* START Records to process *

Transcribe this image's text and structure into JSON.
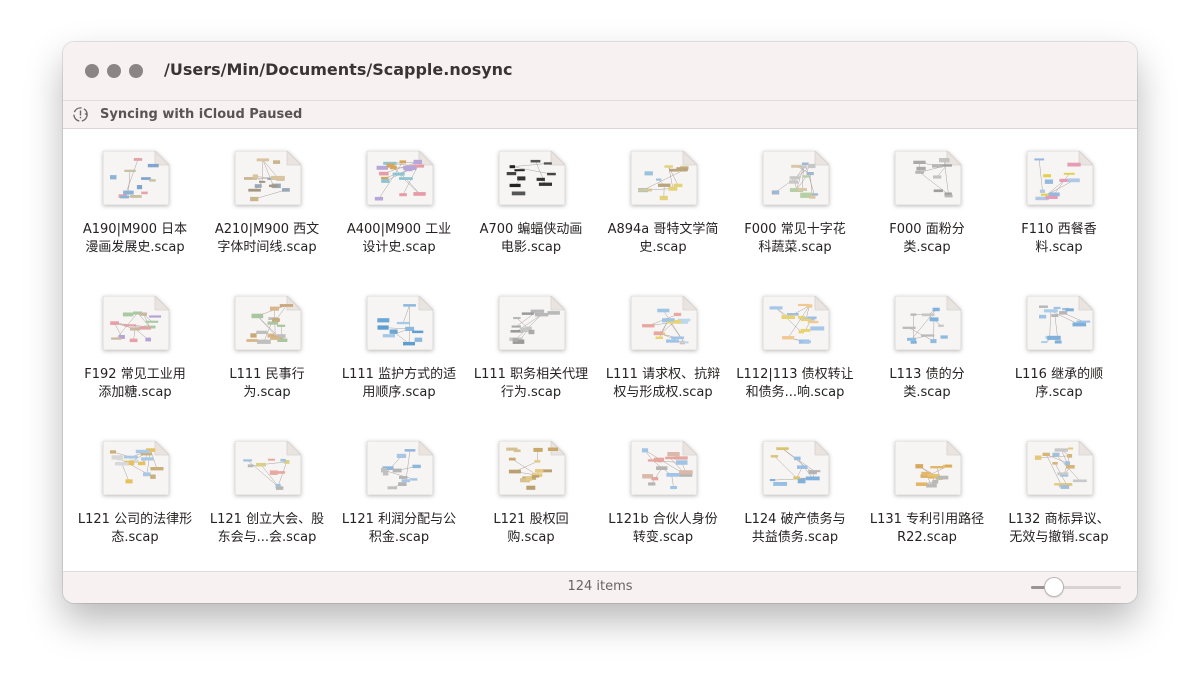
{
  "window": {
    "path_title": "/Users/Min/Documents/Scapple.nosync"
  },
  "sync_bar": {
    "icon": "icloud-sync-paused-icon",
    "text": "Syncing with iCloud Paused"
  },
  "files": [
    {
      "line1": "A190|M900 日本",
      "line2": "漫画发展史.scap"
    },
    {
      "line1": "A210|M900 西文",
      "line2": "字体时间线.scap"
    },
    {
      "line1": "A400|M900 工业",
      "line2": "设计史.scap"
    },
    {
      "line1": "A700 蝙蝠侠动画",
      "line2": "电影.scap"
    },
    {
      "line1": "A894a 哥特文学简",
      "line2": "史.scap"
    },
    {
      "line1": "F000 常见十字花",
      "line2": "科蔬菜.scap"
    },
    {
      "line1": "F000 面粉分",
      "line2": "类.scap"
    },
    {
      "line1": "F110 西餐香",
      "line2": "料.scap"
    },
    {
      "line1": "F192 常见工业用",
      "line2": "添加糖.scap"
    },
    {
      "line1": "L111 民事行",
      "line2": "为.scap"
    },
    {
      "line1": "L111 监护方式的适",
      "line2": "用顺序.scap"
    },
    {
      "line1": "L111 职务相关代理",
      "line2": "行为.scap"
    },
    {
      "line1": "L111 请求权、抗辩",
      "line2": "权与形成权.scap"
    },
    {
      "line1": "L112|113 债权转让",
      "line2": "和债务...响.scap"
    },
    {
      "line1": "L113 债的分",
      "line2": "类.scap"
    },
    {
      "line1": "L116 继承的顺",
      "line2": "序.scap"
    },
    {
      "line1": "L121 公司的法律形",
      "line2": "态.scap"
    },
    {
      "line1": "L121 创立大会、股",
      "line2": "东会与...会.scap"
    },
    {
      "line1": "L121 利润分配与公",
      "line2": "积金.scap"
    },
    {
      "line1": "L121 股权回",
      "line2": "购.scap"
    },
    {
      "line1": "L121b 合伙人身份",
      "line2": "转变.scap"
    },
    {
      "line1": "L124 破产债务与",
      "line2": "共益债务.scap"
    },
    {
      "line1": "L131 专利引用路径",
      "line2": "R22.scap"
    },
    {
      "line1": "L132 商标异议、",
      "line2": "无效与撤销.scap"
    }
  ],
  "status_bar": {
    "item_count": "124 items",
    "icon_size_slider": 0.2
  },
  "colors": {
    "chrome_background": "#f7f1f1",
    "traffic_light": "#8c8585",
    "title_text": "#3a3434"
  }
}
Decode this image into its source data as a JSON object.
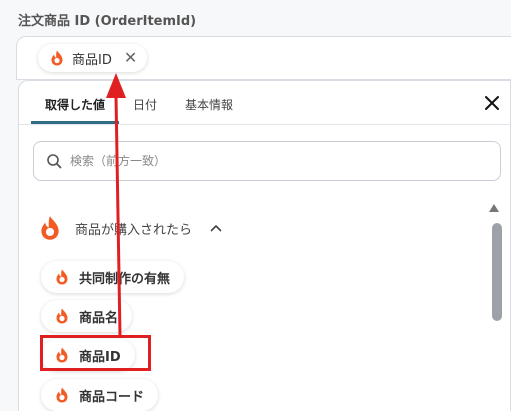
{
  "field": {
    "label": "注文商品 ID (OrderItemId)",
    "chip_label": "商品ID",
    "chip_close": "✕"
  },
  "panel": {
    "tabs": [
      {
        "label": "取得した値"
      },
      {
        "label": "日付"
      },
      {
        "label": "基本情報"
      }
    ],
    "search_placeholder": "検索（前方一致）",
    "group_label": "商品が購入されたら",
    "items": [
      {
        "label": "共同制作の有無"
      },
      {
        "label": "商品名"
      },
      {
        "label": "商品ID"
      },
      {
        "label": "商品コード"
      }
    ]
  },
  "colors": {
    "icon": "#f25c24",
    "highlight": "#e02020",
    "tab_active": "#2f6d86"
  }
}
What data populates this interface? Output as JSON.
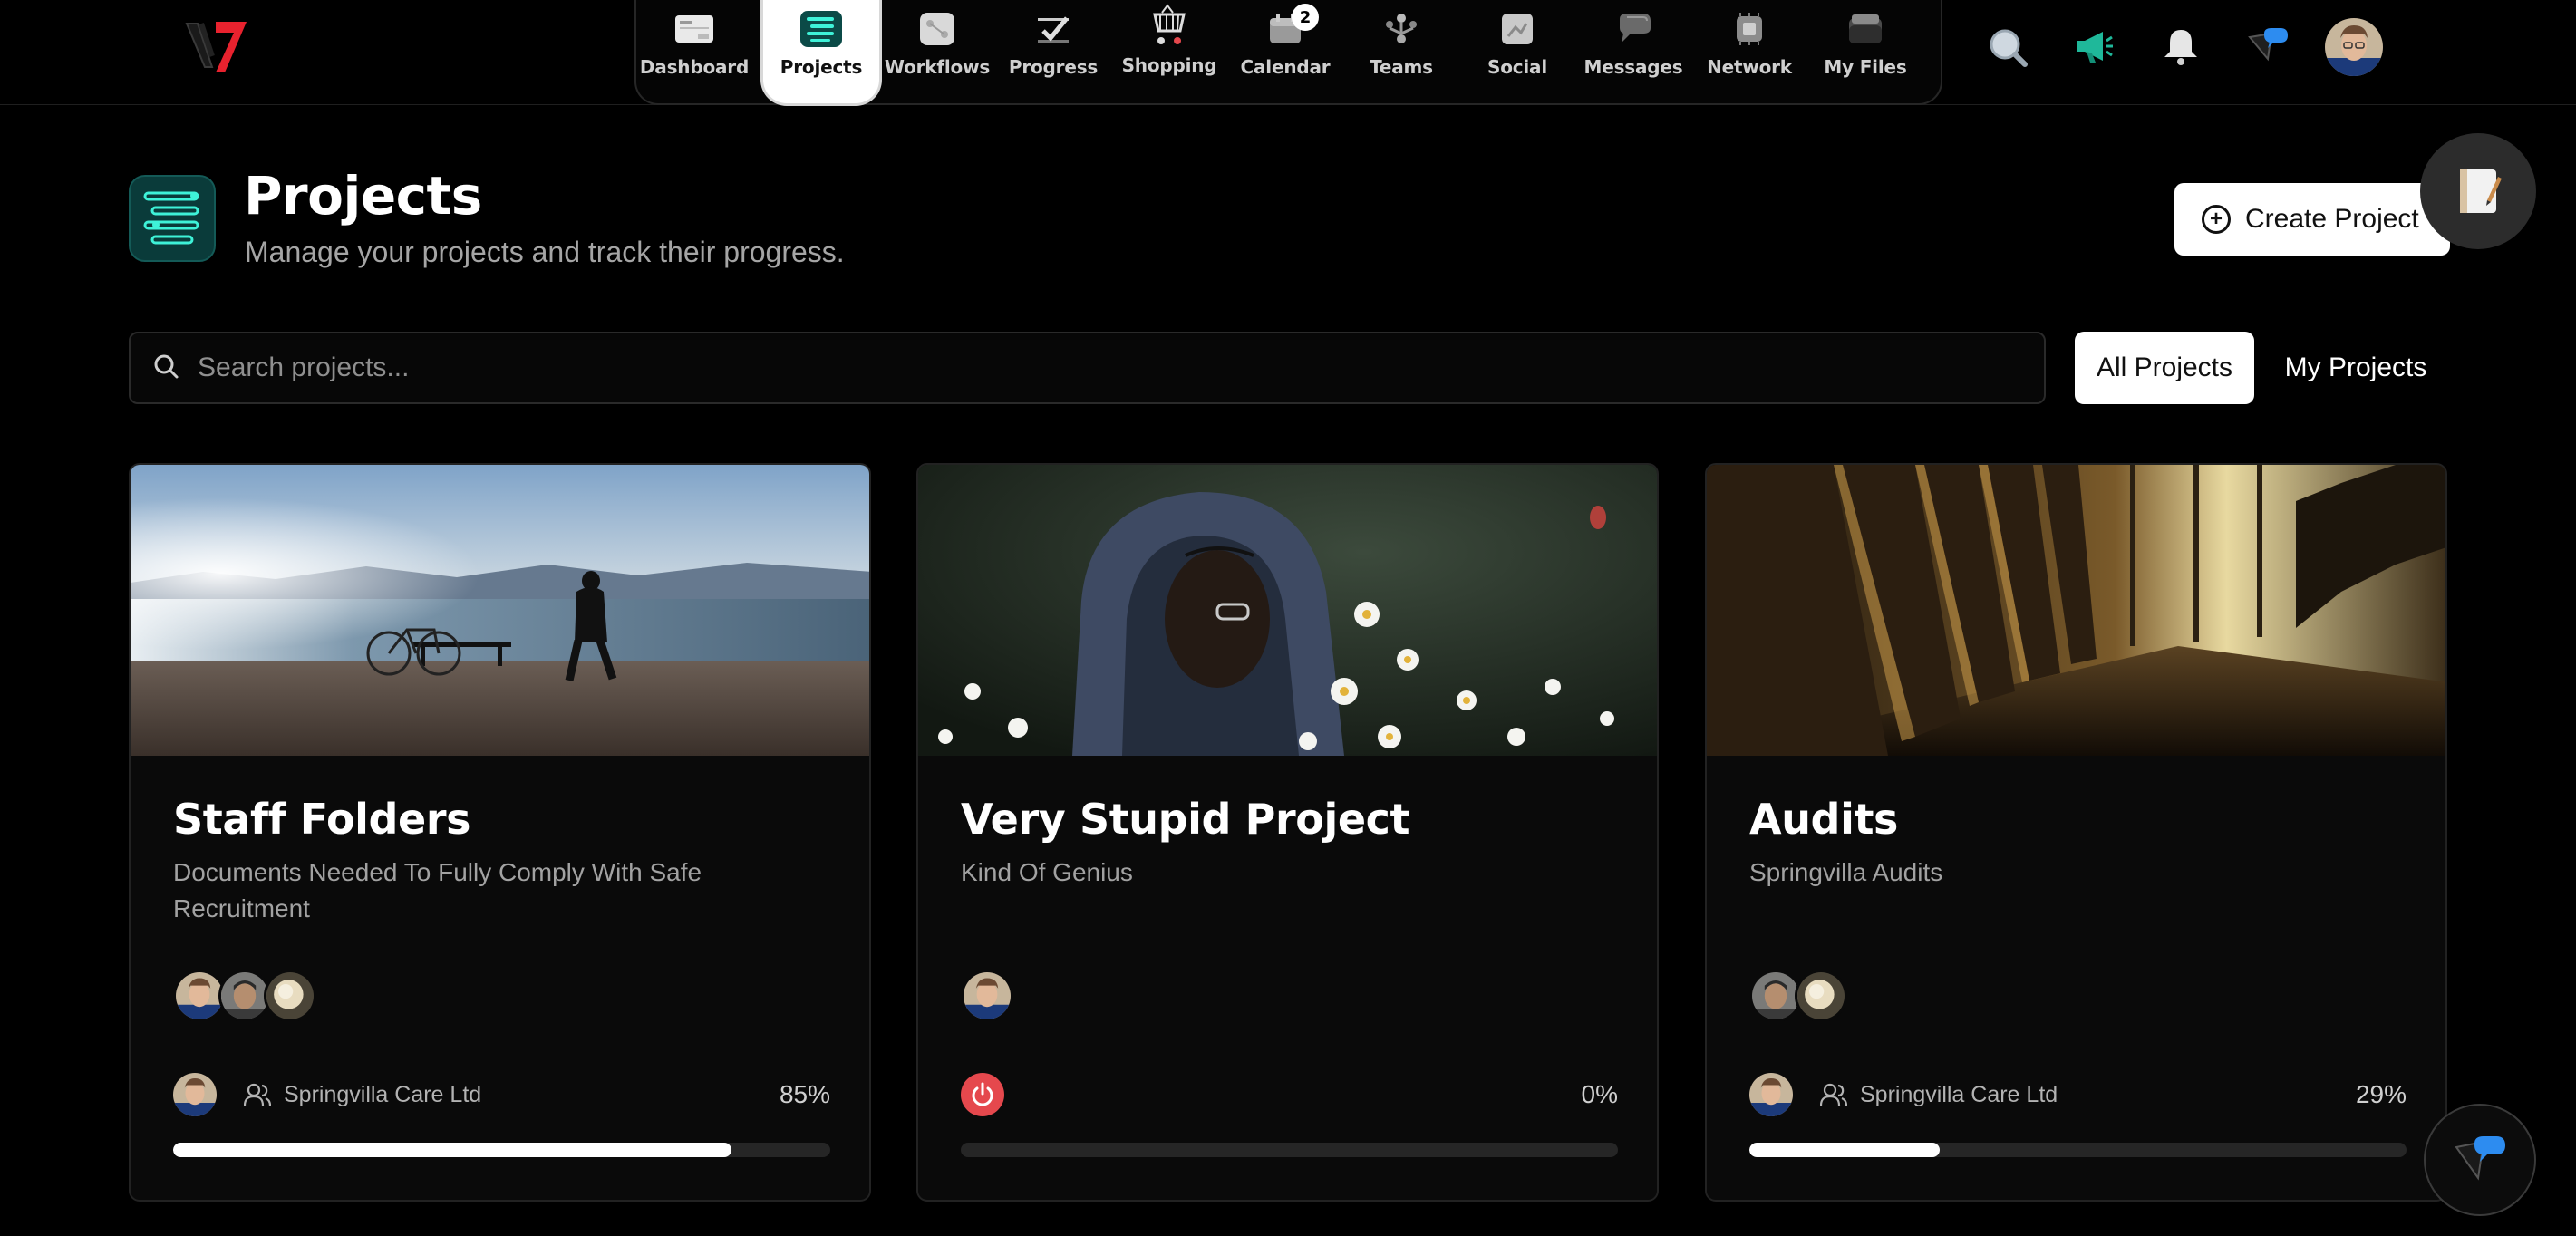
{
  "nav": {
    "items": [
      {
        "label": "Dashboard",
        "icon": "dashboard-icon"
      },
      {
        "label": "Projects",
        "icon": "projects-icon",
        "active": true
      },
      {
        "label": "Workflows",
        "icon": "workflows-icon"
      },
      {
        "label": "Progress",
        "icon": "progress-icon"
      },
      {
        "label": "Shopping",
        "icon": "shopping-icon"
      },
      {
        "label": "Calendar",
        "icon": "calendar-icon",
        "badge": "2"
      },
      {
        "label": "Teams",
        "icon": "teams-icon"
      },
      {
        "label": "Social",
        "icon": "social-icon"
      },
      {
        "label": "Messages",
        "icon": "messages-icon"
      },
      {
        "label": "Network",
        "icon": "network-icon"
      },
      {
        "label": "My Files",
        "icon": "my-files-icon"
      }
    ]
  },
  "header": {
    "title": "Projects",
    "subtitle": "Manage your projects and track their progress.",
    "create_label": "Create Project"
  },
  "search": {
    "placeholder": "Search projects..."
  },
  "filters": {
    "all": "All Projects",
    "mine": "My Projects"
  },
  "cards": [
    {
      "title": "Staff Folders",
      "description": "Documents Needed To Fully Comply With Safe Recruitment",
      "organization": "Springvilla Care Ltd",
      "progress_label": "85%",
      "progress": 0.85
    },
    {
      "title": "Very Stupid Project",
      "description": "Kind Of Genius",
      "organization": "",
      "progress_label": "0%",
      "progress": 0.0
    },
    {
      "title": "Audits",
      "description": "Springvilla Audits",
      "organization": "Springvilla Care Ltd",
      "progress_label": "29%",
      "progress": 0.29
    }
  ],
  "colors": {
    "accent_teal": "#0a3b3a",
    "power_red": "#e5484d",
    "chat_blue": "#2d8cf0"
  }
}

* END Records to process *

## Written instruction
Transcribe every record above exactly as written, leaving out any pictures.

## Answer to this exercise
Transcribe this image's text and structure into JSON.
{
  "window": {
    "path_title": "/Users/Min/Documents/Scapple.nosync"
  },
  "sync_bar": {
    "icon": "icloud-sync-paused-icon",
    "text": "Syncing with iCloud Paused"
  },
  "files": [
    {
      "line1": "A190|M900 日本",
      "line2": "漫画发展史.scap"
    },
    {
      "line1": "A210|M900 西文",
      "line2": "字体时间线.scap"
    },
    {
      "line1": "A400|M900 工业",
      "line2": "设计史.scap"
    },
    {
      "line1": "A700 蝙蝠侠动画",
      "line2": "电影.scap"
    },
    {
      "line1": "A894a 哥特文学简",
      "line2": "史.scap"
    },
    {
      "line1": "F000 常见十字花",
      "line2": "科蔬菜.scap"
    },
    {
      "line1": "F000 面粉分",
      "line2": "类.scap"
    },
    {
      "line1": "F110 西餐香",
      "line2": "料.scap"
    },
    {
      "line1": "F192 常见工业用",
      "line2": "添加糖.scap"
    },
    {
      "line1": "L111 民事行",
      "line2": "为.scap"
    },
    {
      "line1": "L111 监护方式的适",
      "line2": "用顺序.scap"
    },
    {
      "line1": "L111 职务相关代理",
      "line2": "行为.scap"
    },
    {
      "line1": "L111 请求权、抗辩",
      "line2": "权与形成权.scap"
    },
    {
      "line1": "L112|113 债权转让",
      "line2": "和债务...响.scap"
    },
    {
      "line1": "L113 债的分",
      "line2": "类.scap"
    },
    {
      "line1": "L116 继承的顺",
      "line2": "序.scap"
    },
    {
      "line1": "L121 公司的法律形",
      "line2": "态.scap"
    },
    {
      "line1": "L121 创立大会、股",
      "line2": "东会与...会.scap"
    },
    {
      "line1": "L121 利润分配与公",
      "line2": "积金.scap"
    },
    {
      "line1": "L121 股权回",
      "line2": "购.scap"
    },
    {
      "line1": "L121b 合伙人身份",
      "line2": "转变.scap"
    },
    {
      "line1": "L124 破产债务与",
      "line2": "共益债务.scap"
    },
    {
      "line1": "L131 专利引用路径",
      "line2": "R22.scap"
    },
    {
      "line1": "L132 商标异议、",
      "line2": "无效与撤销.scap"
    }
  ],
  "status_bar": {
    "item_count": "124 items",
    "icon_size_slider": 0.2
  },
  "colors": {
    "chrome_background": "#f7f1f1",
    "traffic_light": "#8c8585",
    "title_text": "#3a3434"
  }
}
Decode this image into its source data as a JSON object.
{
  "field": {
    "label": "注文商品 ID (OrderItemId)",
    "chip_label": "商品ID",
    "chip_close": "✕"
  },
  "panel": {
    "tabs": [
      {
        "label": "取得した値"
      },
      {
        "label": "日付"
      },
      {
        "label": "基本情報"
      }
    ],
    "search_placeholder": "検索（前方一致）",
    "group_label": "商品が購入されたら",
    "items": [
      {
        "label": "共同制作の有無"
      },
      {
        "label": "商品名"
      },
      {
        "label": "商品ID"
      },
      {
        "label": "商品コード"
      }
    ]
  },
  "colors": {
    "icon": "#f25c24",
    "highlight": "#e02020",
    "tab_active": "#2f6d86"
  }
}
What data populates this interface? Output as JSON.
{
  "nav": {
    "items": [
      {
        "label": "Dashboard",
        "icon": "dashboard-icon"
      },
      {
        "label": "Projects",
        "icon": "projects-icon",
        "active": true
      },
      {
        "label": "Workflows",
        "icon": "workflows-icon"
      },
      {
        "label": "Progress",
        "icon": "progress-icon"
      },
      {
        "label": "Shopping",
        "icon": "shopping-icon"
      },
      {
        "label": "Calendar",
        "icon": "calendar-icon",
        "badge": "2"
      },
      {
        "label": "Teams",
        "icon": "teams-icon"
      },
      {
        "label": "Social",
        "icon": "social-icon"
      },
      {
        "label": "Messages",
        "icon": "messages-icon"
      },
      {
        "label": "Network",
        "icon": "network-icon"
      },
      {
        "label": "My Files",
        "icon": "my-files-icon"
      }
    ]
  },
  "header": {
    "title": "Projects",
    "subtitle": "Manage your projects and track their progress.",
    "create_label": "Create Project"
  },
  "search": {
    "placeholder": "Search projects..."
  },
  "filters": {
    "all": "All Projects",
    "mine": "My Projects"
  },
  "cards": [
    {
      "title": "Staff Folders",
      "description": "Documents Needed To Fully Comply With Safe Recruitment",
      "organization": "Springvilla Care Ltd",
      "progress_label": "85%",
      "progress": 0.85
    },
    {
      "title": "Very Stupid Project",
      "description": "Kind Of Genius",
      "organization": "",
      "progress_label": "0%",
      "progress": 0.0
    },
    {
      "title": "Audits",
      "description": "Springvilla Audits",
      "organization": "Springvilla Care Ltd",
      "progress_label": "29%",
      "progress": 0.29
    }
  ],
  "colors": {
    "accent_teal": "#0a3b3a",
    "power_red": "#e5484d",
    "chat_blue": "#2d8cf0"
  }
}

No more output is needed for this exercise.